== SOURCE EXCERPT ==
This document outlines situations where an actuarial valuation is required. The Complex Assessment Officer (CAO) will refer relevant cases to the Australian Government Actuary (AGA) for a formal valuation if required.

Actuarial valuation required

The following situations may require an actuarial valuation to be completed:

  • value of a life interest created by a person, their partner or upon the death of their partner
  • value of a reversionary, remainder or contingent interest created by a person, their partner or upon the death of their partner
  • value of a surrendered life interest for disposal purposes
  • value of a purchased (private) annuity or annuity received on transfer of property for disposal purposes, not an annuity purchased from a financial institution

From 27 October 2011, actuarial valuations are no longer requested to assess asset-test exempt lifetime and life expectancy income streams for deprivation or return of purchase price. CAOs calculate the return of purchase price and deprivation is assessed from commencement of the income stream.

Actuarial valuation request

An actuarial valuation is used to discount future benefits of a life, remainder, reversionary or contingent interest created by the person, partner or upon the death of a partner, taking into account such factors as life expectancy and the projected effects of inflation. An actuarial valuation request should be referred to a CAO. The CAO will determine if an actuarial valuation is required based on whether the customer is likely to be affected by the Assets Test once an actuarial value of the life interest is calculated and applied.

If there is no effect on a customer's rate under the Income Test or Assets Test, then there is no need to obtain a formal actuarial valuation.

Before a formal valuation is requested from the AGA, the CAO will calculate an approximate value based on income multiplied by life expectancy using life expectancy quasi tables. For customers under 50 years of age the CAO will refer to the appropriate life expectancy table. For the purposes of this calculation, income is defined as follows:

  • actual income
  • potential income from the asset or another asset if sold and re-invested

Where a life or remainder interest is assessable and is likely to impact the customer's rate of income support payment then it should be valued by the Australian Government Actuary.
===
== PROVIDED INFORMATION ==
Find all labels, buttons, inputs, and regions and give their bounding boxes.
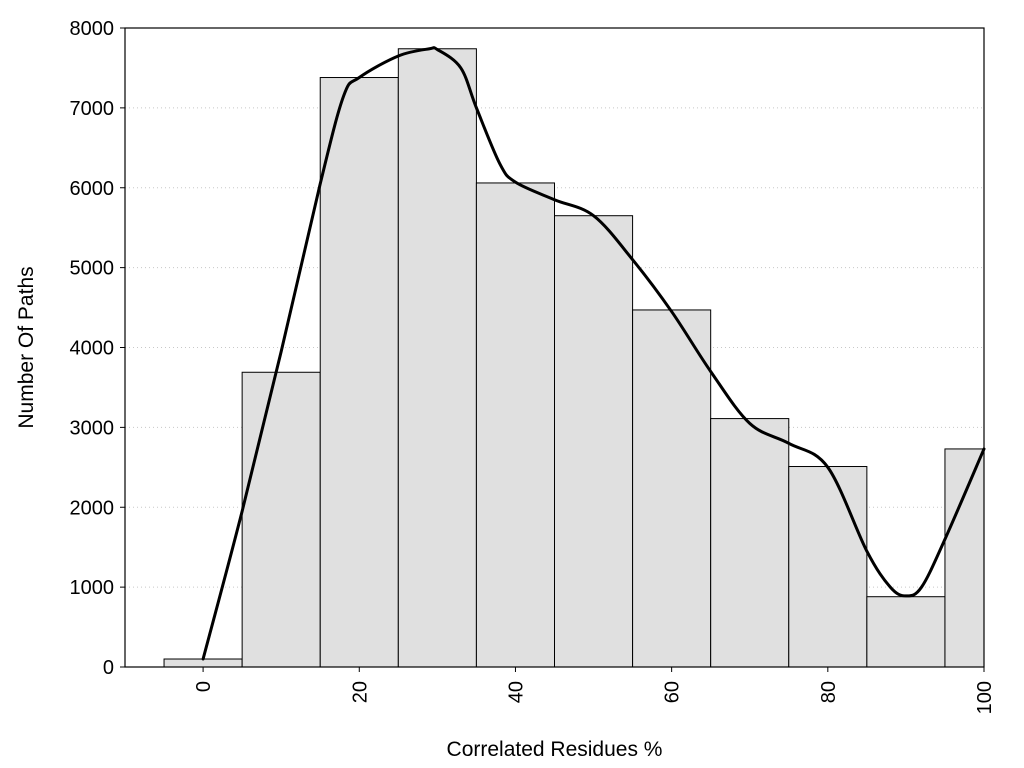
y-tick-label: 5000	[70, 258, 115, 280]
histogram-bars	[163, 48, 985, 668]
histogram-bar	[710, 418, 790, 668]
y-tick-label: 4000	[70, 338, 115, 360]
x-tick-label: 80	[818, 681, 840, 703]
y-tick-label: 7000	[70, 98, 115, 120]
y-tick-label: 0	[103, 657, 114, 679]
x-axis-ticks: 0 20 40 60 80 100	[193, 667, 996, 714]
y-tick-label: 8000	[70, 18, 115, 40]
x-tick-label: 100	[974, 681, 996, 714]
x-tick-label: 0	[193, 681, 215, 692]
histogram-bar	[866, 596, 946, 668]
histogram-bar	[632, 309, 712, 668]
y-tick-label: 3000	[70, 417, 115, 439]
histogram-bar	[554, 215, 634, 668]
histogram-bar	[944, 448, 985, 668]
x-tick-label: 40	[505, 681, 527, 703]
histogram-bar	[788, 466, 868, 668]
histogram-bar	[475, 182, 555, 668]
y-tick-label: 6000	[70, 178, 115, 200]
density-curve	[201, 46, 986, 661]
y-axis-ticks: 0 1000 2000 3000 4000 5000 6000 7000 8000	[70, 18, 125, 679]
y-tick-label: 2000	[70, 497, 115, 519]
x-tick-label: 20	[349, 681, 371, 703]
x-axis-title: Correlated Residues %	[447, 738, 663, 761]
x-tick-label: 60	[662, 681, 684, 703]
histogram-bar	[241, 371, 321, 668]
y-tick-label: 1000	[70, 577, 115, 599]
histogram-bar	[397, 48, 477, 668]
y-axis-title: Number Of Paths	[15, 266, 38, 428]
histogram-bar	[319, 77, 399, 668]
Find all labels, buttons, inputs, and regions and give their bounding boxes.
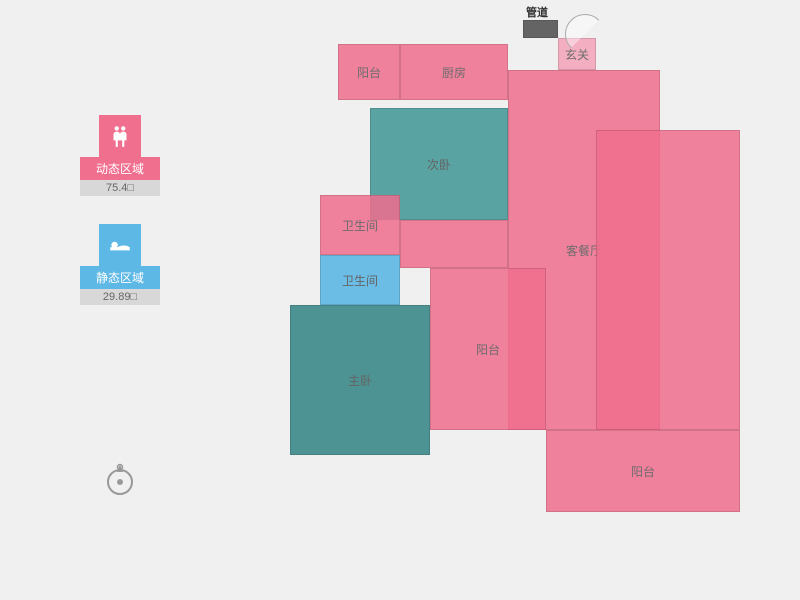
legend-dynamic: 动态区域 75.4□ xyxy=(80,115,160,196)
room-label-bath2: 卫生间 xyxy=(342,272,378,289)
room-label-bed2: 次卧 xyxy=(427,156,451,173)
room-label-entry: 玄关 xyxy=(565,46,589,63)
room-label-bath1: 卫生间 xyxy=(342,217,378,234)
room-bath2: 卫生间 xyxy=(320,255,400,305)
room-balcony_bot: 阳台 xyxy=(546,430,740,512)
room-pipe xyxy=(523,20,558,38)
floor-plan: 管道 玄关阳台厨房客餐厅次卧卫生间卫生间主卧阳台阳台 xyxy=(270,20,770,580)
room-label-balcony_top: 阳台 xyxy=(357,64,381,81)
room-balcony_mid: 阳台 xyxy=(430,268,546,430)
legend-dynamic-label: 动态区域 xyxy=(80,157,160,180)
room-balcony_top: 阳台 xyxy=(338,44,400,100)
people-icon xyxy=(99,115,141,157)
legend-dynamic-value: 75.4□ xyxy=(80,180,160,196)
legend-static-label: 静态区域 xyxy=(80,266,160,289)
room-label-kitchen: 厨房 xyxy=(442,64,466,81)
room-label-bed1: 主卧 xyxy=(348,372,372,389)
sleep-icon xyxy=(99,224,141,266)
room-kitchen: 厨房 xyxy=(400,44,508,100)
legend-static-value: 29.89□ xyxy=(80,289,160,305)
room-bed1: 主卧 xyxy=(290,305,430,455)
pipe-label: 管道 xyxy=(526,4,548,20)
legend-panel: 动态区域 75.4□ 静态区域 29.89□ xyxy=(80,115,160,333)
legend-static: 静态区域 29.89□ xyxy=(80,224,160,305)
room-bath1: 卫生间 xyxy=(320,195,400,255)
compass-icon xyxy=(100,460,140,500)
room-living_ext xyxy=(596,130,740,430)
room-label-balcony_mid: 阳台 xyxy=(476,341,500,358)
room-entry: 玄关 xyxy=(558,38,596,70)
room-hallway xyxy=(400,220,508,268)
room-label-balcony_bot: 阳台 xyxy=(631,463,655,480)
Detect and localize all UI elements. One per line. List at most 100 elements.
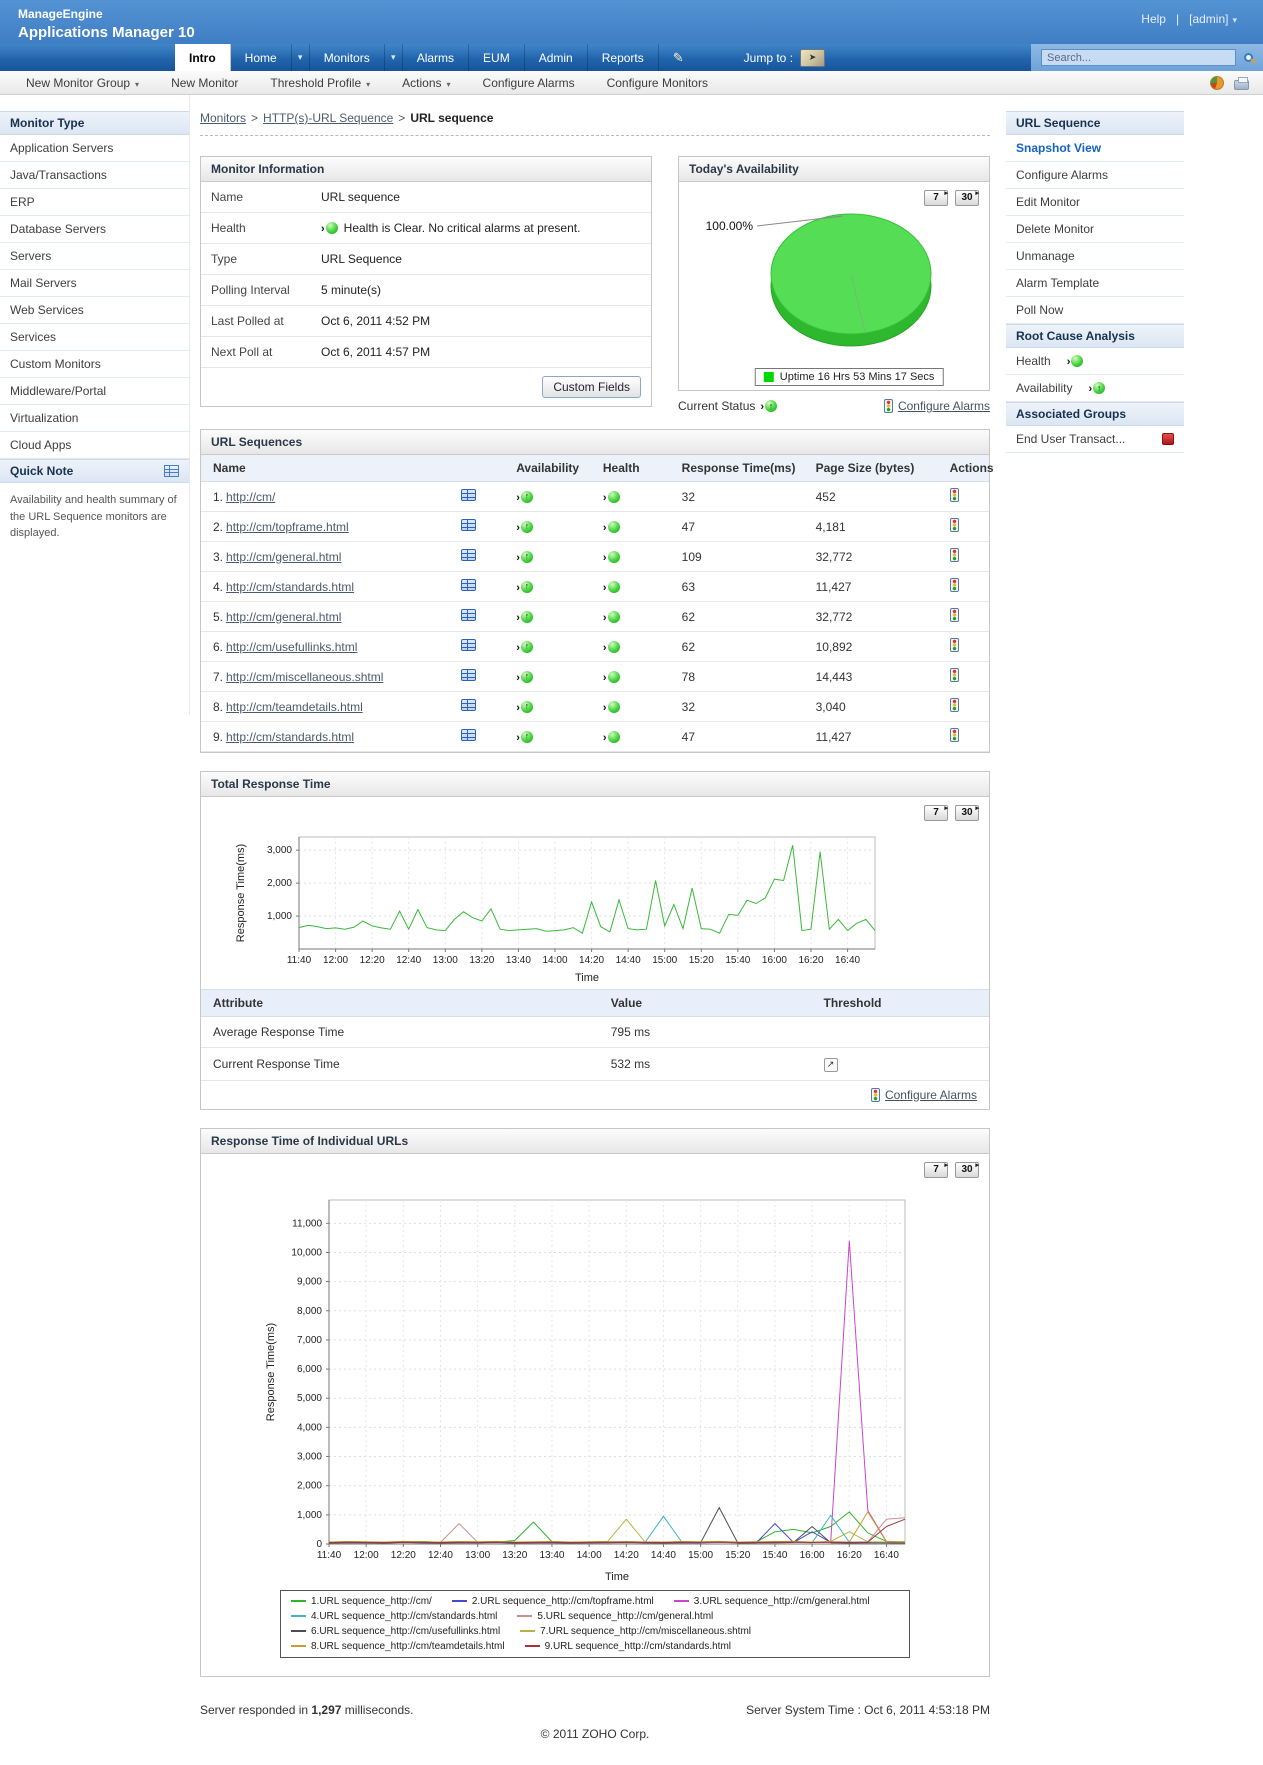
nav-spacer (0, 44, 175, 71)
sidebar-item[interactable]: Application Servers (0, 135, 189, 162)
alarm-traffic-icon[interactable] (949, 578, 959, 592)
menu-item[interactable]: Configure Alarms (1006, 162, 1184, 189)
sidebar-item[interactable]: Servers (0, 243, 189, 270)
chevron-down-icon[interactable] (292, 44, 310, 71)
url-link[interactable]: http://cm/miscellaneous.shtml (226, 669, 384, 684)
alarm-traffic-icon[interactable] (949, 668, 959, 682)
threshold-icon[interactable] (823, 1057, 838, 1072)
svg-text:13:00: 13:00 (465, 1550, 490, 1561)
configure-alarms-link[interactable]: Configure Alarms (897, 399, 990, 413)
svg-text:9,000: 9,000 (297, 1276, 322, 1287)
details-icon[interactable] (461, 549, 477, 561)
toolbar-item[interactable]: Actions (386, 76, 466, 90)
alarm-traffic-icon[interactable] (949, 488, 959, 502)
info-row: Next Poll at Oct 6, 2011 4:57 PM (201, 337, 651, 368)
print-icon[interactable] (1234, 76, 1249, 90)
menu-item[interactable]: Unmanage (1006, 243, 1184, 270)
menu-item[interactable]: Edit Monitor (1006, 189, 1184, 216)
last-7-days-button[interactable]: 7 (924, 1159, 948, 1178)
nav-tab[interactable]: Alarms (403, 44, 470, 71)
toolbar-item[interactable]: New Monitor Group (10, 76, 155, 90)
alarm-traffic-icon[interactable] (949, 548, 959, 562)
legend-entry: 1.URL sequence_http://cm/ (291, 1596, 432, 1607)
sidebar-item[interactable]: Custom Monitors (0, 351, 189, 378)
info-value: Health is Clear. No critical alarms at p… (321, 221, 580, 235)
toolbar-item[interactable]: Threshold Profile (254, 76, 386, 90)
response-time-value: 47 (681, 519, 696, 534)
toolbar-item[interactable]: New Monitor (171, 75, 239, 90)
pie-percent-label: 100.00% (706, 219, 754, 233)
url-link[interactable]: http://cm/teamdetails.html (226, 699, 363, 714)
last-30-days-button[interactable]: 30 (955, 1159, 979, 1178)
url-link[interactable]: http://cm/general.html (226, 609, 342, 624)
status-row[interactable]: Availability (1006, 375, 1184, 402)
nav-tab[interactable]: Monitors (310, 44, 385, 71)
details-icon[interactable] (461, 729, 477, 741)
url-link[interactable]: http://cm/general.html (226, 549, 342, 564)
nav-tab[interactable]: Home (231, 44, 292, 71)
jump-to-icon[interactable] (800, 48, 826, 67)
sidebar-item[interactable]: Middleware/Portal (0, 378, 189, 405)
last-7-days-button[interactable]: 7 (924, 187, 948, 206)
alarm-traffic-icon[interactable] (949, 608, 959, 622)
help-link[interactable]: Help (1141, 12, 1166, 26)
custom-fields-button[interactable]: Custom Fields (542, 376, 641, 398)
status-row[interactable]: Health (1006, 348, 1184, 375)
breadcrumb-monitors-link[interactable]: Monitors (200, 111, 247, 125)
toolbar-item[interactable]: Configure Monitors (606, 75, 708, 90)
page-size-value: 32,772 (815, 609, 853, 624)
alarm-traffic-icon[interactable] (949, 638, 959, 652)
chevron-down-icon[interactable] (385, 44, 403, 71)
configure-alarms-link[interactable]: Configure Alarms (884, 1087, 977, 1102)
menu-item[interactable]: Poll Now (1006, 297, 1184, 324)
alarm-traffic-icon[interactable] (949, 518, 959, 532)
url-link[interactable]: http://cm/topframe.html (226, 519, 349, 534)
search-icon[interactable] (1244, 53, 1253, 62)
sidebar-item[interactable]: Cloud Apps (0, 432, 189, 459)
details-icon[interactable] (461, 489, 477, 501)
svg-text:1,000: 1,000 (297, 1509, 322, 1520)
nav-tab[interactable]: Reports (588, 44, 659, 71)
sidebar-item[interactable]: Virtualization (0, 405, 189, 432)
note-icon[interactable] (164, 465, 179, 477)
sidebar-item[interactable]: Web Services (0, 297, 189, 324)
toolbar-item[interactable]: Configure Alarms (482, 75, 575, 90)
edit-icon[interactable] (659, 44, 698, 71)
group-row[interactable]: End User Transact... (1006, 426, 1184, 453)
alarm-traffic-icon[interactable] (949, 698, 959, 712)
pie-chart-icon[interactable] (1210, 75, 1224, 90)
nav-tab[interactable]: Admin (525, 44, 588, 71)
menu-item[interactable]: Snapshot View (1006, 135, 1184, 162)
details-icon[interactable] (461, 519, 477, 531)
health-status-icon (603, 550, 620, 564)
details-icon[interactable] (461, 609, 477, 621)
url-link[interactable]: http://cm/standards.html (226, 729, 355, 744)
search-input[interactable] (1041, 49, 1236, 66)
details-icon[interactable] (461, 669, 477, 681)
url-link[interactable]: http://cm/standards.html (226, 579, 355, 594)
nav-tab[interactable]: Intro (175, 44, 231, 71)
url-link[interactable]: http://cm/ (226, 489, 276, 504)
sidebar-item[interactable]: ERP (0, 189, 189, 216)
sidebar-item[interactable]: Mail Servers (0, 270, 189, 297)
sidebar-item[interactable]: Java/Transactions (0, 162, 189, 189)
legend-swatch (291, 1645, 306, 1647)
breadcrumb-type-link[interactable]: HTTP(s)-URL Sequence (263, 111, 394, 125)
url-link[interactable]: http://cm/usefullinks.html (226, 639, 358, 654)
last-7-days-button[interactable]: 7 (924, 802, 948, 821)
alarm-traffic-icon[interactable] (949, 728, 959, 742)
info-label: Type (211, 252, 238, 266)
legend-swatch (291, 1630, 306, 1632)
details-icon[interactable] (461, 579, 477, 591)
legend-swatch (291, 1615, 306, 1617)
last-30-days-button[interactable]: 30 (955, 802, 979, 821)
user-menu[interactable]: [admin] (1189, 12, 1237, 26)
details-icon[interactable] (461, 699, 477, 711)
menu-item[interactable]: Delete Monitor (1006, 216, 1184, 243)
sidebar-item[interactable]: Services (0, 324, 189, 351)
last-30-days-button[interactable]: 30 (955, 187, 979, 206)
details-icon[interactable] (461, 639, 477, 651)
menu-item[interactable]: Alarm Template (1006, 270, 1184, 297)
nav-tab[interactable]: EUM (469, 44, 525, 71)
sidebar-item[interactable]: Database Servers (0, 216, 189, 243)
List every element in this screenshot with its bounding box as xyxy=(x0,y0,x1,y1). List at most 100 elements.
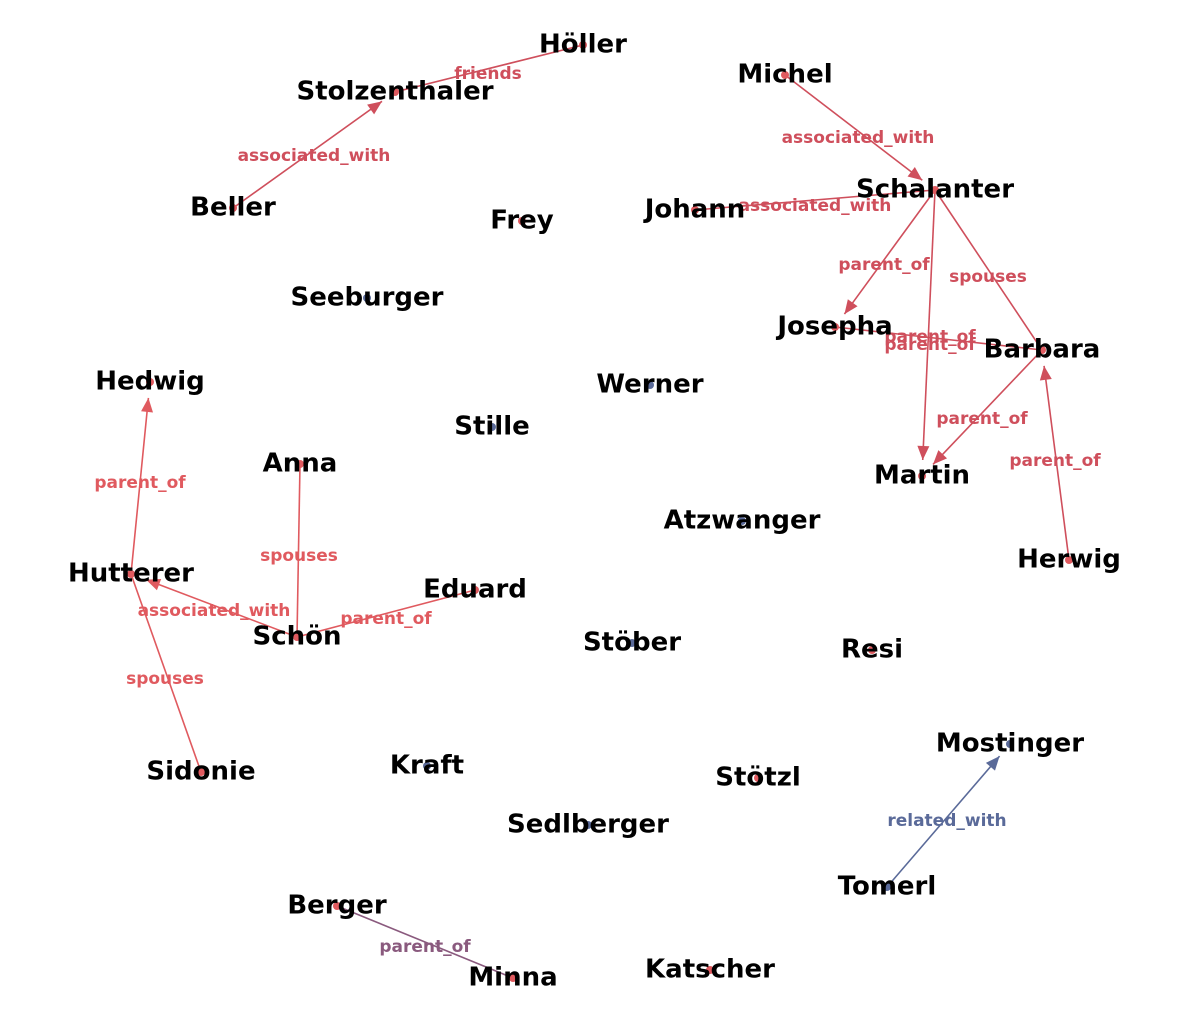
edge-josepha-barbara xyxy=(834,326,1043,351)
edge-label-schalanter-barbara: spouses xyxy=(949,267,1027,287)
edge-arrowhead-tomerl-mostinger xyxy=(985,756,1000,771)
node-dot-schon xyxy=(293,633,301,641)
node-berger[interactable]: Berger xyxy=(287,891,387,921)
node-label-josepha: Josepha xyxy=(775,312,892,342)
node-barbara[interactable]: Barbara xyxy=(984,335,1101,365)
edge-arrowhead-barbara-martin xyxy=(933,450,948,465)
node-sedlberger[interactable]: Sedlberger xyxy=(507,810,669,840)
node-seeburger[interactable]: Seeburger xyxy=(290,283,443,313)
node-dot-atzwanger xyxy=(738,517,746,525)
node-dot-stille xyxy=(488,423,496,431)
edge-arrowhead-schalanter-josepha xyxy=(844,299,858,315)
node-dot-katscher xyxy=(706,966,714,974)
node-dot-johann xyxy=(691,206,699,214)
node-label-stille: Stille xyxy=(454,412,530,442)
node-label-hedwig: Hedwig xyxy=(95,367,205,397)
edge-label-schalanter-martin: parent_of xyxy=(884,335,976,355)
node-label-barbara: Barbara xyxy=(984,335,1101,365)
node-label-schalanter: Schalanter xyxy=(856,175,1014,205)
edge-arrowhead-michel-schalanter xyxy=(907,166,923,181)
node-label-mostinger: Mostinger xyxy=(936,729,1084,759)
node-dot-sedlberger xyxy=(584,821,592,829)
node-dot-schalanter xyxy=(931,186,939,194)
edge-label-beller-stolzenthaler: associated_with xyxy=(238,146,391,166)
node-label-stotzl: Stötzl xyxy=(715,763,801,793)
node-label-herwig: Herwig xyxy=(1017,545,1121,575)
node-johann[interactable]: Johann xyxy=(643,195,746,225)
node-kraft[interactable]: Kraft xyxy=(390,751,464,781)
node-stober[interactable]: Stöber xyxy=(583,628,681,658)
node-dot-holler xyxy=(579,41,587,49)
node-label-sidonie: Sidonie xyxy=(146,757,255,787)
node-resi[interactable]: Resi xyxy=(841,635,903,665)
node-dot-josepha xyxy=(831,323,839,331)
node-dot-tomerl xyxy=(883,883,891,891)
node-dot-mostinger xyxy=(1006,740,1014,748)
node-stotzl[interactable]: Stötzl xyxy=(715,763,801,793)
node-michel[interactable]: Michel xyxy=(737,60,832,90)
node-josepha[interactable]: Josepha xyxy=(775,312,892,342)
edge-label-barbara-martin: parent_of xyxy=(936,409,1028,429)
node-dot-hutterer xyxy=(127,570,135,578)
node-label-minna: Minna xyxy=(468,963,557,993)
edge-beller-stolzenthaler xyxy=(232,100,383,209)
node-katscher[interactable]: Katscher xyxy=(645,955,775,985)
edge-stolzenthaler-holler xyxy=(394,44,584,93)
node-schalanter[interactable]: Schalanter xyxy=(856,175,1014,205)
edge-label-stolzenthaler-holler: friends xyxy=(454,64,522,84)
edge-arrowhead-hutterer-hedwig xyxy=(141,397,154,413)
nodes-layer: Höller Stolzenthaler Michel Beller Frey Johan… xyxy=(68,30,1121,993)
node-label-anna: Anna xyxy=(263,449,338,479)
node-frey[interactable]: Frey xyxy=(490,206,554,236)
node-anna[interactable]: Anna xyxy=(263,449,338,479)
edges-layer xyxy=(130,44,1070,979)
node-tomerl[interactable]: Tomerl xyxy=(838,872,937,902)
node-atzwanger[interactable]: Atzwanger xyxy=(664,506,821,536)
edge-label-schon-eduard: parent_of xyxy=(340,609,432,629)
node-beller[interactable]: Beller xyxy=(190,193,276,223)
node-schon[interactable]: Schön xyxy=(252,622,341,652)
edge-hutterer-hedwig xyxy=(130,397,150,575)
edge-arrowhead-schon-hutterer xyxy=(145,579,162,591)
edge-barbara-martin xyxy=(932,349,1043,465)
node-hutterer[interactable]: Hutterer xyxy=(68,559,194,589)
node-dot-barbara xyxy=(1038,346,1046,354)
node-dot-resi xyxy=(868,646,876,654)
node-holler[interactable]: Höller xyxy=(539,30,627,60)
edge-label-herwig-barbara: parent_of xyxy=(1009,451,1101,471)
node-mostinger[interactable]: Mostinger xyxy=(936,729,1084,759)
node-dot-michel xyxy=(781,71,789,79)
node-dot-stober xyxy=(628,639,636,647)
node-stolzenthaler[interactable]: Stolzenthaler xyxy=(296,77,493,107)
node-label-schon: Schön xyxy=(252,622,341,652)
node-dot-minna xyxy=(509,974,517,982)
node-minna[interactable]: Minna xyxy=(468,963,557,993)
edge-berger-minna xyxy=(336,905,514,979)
===
* _TASKS AND EXERCISES_
a - Answer these questions from the actuarial valuation text:
(i) To which body does the Complex Assessment Officer refer cases for a formal valuation?
(ii) From what date are actuarial valuations no longer requested to assess asset-test exempt lifetime and life expectancy income streams?
(iii) Below what age does the CAO refer a customer to the appropriate life expectancy table?
b - Return the passage of the actuarial valuation text between "Actuarial valuation required" and "the income stream.", inclusive, copied word for word.
c - Extend the text on actuarial valuations by writing what follows its final sentence.

* _ANSWERS TO THE EXERCISES_
a -
(i) The Australian Government Actuary (AGA)
(ii) 27 October 2011
(iii) 50 years of age

b -
Actuarial valuation required

The following situations may require an actuarial valuation to be completed:

  • value of a life interest created by a person, their partner or upon the death of their partner
  • value of a reversionary, remainder or contingent interest created by a person, their partner or upon the death of their partner
  • value of a surrendered life interest for disposal purposes
  • value of a purchased (private) annuity or annuity received on transfer of property for disposal purposes, not an annuity purchased from a financial institution

From 27 October 2011, actuarial valuations are no longer requested to assess asset-test exempt lifetime and life expectancy income streams for deprivation or return of purchase price. CAOs calculate the return of purchase price and deprivation is assessed from commencement of the income stream.

c -
Private annuity

Private annuities are assessed under the ordinary Income Test and Assets Test. They are not subject to the Income Streams Initiative, which took effect on 20 September 1998.

  • A private annuity is an arrangement between two parties, where one party provides an income in exchange for payment, or other valuable consideration. They are not subject to prudential regulation. To be classed as a private annuity this arrangement must be in the form of a legally binding contract between the two parties
  • Each private annuity is a separate contract that must be assessed on its particular merits

Recent examples of private annuities have included arrangements where a landowner, usually operating in the rural industry, exchanges title to a farming property for a series of payments over a defined period of time.

An actuarial value of a customer's private annuity is required to establish its value for Assets Test purposes. This is because private annuities are usually family arrangements and are not traded in the market. The valuation is also required to determine whether or not the annuity is adequate consideration for the purchase price or whether the deprivation rules apply.

An initial valuation should be obtained when:

  • an income support payment is claimed, or
  • the private annuity is purchased

Further valuations are generally required when:

  • the number of annuitants (those receiving payments) changes
  • terms and conditions of the annuity change
  • the amount paid by the annuity changes
  • the annuity is wholly or partly commuted

Obtaining an actuarial value for a private annuity

The AGA can supply an actuarial value. The AGA must be supplied with all the relevant details of the annuity including:

  • payment rate
  • indexation rate (if any)
  • date of birth of each annuitant
  • ability to commute the annuity (if any)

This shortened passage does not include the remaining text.